▶ Document excerpt
____

Every Michigan court to consider the issue has found that treble damages under Michigan
Compiled Laws § 600.2919a is punitive in the traditional sense, that is, to punish the defendant for
wrongdoing. See e.g., Peisner v. Detroit Free Press Inc., 421 Mich. 125, 143 n.4, 364 N.W.2d 600,
609 (1984) (describing treble damages as an example of “true ‘punitive’ (i.e., punishment-type)
damages”); Shephard v. Gates, 50 Mich. 495, 498, 15 N.W. 878, 880 (1901) (“[T]reble damages are
in their nature punitory.”); Michigan Land & Iron Co. v. Deer Lake Co., 60 Mich. 143, 146, 27 N.W.
11 (1886) (same).

____

▶ Extracted records
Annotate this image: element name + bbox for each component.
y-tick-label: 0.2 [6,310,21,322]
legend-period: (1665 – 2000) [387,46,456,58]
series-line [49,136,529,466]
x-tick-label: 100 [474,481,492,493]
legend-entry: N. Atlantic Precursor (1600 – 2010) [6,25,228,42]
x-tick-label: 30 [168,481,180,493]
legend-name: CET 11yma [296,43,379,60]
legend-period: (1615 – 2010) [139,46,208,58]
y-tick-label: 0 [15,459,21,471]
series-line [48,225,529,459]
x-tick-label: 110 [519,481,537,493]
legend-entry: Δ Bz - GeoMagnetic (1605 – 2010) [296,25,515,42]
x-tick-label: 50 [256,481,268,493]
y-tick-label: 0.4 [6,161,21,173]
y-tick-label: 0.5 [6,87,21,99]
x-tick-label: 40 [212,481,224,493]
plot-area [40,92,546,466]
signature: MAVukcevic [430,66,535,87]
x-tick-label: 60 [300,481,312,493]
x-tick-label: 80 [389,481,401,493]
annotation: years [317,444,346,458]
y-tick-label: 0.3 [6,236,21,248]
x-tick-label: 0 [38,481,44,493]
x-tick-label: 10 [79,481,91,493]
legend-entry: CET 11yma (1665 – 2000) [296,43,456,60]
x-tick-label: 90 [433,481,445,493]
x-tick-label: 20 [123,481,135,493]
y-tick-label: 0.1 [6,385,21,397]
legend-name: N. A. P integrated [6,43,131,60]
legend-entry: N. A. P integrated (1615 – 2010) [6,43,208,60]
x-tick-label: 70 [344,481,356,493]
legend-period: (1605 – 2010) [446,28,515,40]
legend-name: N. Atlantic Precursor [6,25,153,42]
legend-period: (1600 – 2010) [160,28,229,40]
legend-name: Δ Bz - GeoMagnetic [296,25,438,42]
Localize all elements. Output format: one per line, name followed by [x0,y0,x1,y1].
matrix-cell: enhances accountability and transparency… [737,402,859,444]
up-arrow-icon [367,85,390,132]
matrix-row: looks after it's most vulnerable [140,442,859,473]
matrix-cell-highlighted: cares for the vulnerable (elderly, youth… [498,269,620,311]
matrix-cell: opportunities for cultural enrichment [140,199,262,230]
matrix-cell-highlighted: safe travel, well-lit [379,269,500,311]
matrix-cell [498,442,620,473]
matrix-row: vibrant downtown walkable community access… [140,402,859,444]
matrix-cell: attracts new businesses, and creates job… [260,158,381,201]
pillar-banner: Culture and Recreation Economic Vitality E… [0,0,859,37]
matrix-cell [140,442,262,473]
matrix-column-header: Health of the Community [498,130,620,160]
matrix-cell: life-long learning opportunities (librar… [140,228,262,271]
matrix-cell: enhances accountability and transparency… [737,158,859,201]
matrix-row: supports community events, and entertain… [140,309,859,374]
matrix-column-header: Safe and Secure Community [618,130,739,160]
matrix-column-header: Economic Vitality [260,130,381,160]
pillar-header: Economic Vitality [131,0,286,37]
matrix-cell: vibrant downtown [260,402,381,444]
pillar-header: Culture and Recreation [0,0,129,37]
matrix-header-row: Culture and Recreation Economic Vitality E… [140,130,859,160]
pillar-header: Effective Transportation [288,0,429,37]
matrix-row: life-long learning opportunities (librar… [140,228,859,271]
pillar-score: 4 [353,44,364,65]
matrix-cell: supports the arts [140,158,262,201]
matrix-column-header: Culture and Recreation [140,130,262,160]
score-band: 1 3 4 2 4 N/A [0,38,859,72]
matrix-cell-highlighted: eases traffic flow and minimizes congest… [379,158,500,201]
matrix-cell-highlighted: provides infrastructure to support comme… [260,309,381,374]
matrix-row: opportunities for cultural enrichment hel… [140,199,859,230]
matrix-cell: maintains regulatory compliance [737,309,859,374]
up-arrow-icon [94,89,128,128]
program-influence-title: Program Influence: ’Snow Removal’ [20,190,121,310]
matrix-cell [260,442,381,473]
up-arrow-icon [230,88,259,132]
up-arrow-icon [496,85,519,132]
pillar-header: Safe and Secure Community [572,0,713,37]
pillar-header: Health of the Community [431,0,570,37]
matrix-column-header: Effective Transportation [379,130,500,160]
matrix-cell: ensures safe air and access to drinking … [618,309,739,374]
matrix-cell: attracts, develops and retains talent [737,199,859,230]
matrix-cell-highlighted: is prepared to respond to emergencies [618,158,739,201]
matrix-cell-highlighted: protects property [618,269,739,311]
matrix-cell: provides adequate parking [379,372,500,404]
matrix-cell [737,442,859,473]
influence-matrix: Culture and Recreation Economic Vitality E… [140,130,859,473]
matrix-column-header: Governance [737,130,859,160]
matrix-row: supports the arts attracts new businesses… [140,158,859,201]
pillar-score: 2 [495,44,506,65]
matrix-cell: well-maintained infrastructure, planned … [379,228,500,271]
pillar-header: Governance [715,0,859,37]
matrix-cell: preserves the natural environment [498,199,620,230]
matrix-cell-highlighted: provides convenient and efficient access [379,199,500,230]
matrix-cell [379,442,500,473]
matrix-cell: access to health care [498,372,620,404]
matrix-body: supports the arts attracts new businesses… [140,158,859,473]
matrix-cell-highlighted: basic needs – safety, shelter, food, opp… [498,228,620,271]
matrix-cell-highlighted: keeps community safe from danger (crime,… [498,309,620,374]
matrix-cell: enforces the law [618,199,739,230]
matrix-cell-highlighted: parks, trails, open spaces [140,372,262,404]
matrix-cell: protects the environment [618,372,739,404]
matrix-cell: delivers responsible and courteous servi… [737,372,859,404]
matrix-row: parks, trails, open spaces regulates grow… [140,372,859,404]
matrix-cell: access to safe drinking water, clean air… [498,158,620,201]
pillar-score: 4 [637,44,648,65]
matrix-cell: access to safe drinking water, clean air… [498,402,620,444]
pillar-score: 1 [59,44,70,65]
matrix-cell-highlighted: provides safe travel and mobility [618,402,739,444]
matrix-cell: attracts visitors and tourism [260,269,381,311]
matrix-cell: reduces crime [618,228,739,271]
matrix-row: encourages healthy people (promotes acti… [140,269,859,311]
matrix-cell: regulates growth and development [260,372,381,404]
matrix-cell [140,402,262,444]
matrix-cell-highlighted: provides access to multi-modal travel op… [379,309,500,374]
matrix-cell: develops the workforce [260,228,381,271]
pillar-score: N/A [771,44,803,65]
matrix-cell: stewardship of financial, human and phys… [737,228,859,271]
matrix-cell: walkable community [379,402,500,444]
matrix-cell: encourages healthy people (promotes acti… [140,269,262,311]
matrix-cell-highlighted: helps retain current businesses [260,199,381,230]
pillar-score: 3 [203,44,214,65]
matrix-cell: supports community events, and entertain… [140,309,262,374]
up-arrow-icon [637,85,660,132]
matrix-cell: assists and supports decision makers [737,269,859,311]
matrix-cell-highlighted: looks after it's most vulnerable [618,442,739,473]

____

▶ Study questions
(A) Copy the passage on Michigan treble damages word for word, starting at "Every Michigan court" and ending at "11 (1886) (same).".
(B) Proceed with the passage on Michigan treble damages, writing on from after its final sentence.

▶ Task-by-task results
(A)
Every Michigan court to consider the issue has found that treble damages under Michigan
Compiled Laws § 600.2919a is punitive in the traditional sense, that is, to punish the defendant for
wrongdoing. See e.g., Peisner v. Detroit Free Press Inc., 421 Mich. 125, 143 n.4, 364 N.W.2d 600,
609 (1984) (describing treble damages as an example of “true ‘punitive’ (i.e., punishment-type)
damages”); Shephard v. Gates, 50 Mich. 495, 498, 15 N.W. 878, 880 (1901) (“[T]reble damages are
in their nature punitory.”); Michigan Land & Iron Co. v. Deer Lake Co., 60 Mich. 143, 146, 27 N.W.
11 (1886) (same).

(B)
The plaintiffs have not argued otherwise. As the Michigan Court of Appeals noted in New
Properties, Inc. v. George D. Newpower, Jr., Inc., 282 Mich. App. 120, 137, 762 N.W.2d 178, 189
(2009), treble damages are intended as a “penalty,” not an assessment of actual compensatory
damages. In other words, treble damages under this statute “extend[] beyond restoring” a plaintiff
“to their original condition” before the act of conversion. Ibid. Instead, the purpose of treble
damages is “to penalize” the converter. Ibid.; see also Alken-Ziegler, Inc. v. Hague, 283 Mich. App.
99, 104, 767 N.W.2d 668, 671 (2009) (Mich. Comp. Laws § 600.2919a “is a punitive statute that
provides for recovery of three times the amount” converted. “Punitive damages reflect a worthy
public policy consideration of punishing dishonest defendants and setting an example for similar
wrongdoers.”); Pantall Gallup, No. 314852, 2014 WL 5793945, at *19 (“Treble damages awarded
under [Mich. Comp. Laws § 600.2919a] are punitive in nature.”); Stockbridge Capital, LLC v.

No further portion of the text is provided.